WHAT IS EXPECTED: Copy every line that holds "войне".
* BEGIN *
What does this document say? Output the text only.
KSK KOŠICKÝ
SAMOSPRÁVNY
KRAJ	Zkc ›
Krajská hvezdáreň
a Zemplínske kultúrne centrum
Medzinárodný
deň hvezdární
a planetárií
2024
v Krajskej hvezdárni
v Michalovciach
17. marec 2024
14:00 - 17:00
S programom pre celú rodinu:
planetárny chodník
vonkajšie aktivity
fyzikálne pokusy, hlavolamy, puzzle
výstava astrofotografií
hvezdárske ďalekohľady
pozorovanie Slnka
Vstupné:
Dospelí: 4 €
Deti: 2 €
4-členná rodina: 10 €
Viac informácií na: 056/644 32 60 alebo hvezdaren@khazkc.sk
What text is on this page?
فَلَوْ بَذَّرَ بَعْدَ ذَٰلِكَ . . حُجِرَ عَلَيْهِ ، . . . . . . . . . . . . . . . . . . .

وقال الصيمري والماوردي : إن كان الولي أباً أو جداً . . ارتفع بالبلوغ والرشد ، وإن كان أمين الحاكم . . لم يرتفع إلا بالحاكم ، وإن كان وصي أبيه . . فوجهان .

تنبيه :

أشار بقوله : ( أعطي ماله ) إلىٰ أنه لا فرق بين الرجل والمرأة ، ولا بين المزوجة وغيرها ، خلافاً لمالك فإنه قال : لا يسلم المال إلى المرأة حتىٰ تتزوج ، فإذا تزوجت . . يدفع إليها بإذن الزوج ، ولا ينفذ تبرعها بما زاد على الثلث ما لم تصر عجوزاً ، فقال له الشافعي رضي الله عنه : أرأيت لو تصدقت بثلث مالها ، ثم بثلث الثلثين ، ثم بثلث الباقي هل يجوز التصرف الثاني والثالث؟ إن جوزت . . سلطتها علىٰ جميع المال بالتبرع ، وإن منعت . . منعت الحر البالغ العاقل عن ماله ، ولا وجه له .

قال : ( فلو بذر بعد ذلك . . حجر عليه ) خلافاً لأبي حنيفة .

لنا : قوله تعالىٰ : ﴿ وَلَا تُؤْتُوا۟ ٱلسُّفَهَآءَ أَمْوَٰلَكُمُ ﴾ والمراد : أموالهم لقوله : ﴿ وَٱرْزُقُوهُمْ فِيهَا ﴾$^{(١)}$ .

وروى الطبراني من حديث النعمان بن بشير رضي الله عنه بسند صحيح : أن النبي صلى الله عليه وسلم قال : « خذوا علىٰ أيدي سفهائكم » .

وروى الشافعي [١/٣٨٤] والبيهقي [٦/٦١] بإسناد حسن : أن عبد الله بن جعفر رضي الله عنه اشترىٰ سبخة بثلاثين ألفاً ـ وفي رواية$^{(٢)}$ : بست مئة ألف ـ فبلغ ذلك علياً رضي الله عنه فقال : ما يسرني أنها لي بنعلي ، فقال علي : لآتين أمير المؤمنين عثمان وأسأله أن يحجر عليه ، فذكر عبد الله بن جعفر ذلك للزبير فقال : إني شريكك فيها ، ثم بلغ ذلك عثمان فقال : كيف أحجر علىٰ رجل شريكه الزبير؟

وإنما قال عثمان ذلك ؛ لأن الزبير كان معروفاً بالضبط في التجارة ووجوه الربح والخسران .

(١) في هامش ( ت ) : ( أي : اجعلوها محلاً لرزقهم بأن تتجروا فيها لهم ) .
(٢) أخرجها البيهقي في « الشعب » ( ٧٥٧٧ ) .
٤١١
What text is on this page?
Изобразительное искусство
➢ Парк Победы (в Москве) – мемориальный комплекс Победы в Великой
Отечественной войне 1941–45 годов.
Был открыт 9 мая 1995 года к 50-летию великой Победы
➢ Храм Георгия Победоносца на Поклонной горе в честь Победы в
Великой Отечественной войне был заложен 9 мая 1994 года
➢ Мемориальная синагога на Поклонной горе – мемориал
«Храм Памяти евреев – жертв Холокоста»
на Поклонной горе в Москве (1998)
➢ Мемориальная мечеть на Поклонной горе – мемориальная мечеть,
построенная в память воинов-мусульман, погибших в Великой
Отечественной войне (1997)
* END *
REPLY:
Отечественной войне 1941–45 годов.
Великой Отечественной войне был заложен 9 мая 1994 года
Отечественной войне (1997)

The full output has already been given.